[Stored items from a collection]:

+++

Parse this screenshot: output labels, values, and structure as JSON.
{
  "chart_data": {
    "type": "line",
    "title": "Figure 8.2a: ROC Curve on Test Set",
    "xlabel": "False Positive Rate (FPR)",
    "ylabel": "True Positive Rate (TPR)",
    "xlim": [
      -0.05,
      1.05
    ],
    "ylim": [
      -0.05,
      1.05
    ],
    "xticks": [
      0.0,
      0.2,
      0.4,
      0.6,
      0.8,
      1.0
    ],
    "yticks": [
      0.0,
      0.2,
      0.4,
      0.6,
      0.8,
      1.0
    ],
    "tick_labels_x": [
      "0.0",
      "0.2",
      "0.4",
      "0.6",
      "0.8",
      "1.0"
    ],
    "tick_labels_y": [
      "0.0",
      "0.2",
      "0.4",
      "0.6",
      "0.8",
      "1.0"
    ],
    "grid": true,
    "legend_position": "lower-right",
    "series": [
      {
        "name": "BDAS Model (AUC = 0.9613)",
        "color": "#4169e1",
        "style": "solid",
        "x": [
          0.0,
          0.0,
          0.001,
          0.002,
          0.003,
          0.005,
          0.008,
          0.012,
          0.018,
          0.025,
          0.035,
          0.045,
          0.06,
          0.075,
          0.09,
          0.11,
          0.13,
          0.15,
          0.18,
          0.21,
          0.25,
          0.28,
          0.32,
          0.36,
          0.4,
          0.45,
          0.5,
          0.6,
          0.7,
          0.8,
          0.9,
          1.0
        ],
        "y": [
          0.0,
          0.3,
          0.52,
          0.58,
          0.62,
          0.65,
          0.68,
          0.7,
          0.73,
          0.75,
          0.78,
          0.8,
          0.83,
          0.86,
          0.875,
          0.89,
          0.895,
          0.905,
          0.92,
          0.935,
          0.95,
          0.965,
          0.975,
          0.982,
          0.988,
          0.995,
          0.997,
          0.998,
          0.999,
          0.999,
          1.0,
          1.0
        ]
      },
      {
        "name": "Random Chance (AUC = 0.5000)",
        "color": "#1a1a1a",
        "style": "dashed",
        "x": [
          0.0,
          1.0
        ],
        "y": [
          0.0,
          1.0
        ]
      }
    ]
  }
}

+++

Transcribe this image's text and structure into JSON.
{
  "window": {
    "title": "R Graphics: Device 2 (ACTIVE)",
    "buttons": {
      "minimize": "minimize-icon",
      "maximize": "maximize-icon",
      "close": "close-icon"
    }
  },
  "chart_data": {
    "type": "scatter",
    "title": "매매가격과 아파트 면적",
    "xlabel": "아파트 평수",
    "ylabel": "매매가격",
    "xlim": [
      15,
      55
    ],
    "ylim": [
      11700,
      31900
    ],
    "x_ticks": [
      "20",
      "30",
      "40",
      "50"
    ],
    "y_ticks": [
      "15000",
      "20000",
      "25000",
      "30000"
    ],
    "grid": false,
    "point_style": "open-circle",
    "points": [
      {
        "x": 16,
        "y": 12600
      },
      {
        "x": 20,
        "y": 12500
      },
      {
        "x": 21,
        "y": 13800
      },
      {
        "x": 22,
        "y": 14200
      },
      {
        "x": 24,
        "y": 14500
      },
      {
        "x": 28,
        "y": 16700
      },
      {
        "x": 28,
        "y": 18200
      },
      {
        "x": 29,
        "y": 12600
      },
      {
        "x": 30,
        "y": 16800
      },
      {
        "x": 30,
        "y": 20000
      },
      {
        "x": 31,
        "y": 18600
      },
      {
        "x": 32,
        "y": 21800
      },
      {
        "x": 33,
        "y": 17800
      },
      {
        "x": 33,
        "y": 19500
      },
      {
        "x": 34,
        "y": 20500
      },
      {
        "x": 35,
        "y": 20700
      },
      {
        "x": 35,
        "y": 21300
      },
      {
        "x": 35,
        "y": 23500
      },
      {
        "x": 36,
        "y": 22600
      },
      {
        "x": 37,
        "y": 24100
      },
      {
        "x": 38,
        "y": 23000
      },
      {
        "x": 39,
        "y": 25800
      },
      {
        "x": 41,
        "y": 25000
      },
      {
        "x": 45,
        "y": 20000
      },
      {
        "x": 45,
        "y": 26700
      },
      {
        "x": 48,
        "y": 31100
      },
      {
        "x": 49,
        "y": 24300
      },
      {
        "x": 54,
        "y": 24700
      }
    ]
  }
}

+++

[Stated goal]: Write down the number of lines where the word "name" appears, and nothing further.

[Response to the exercise]: 2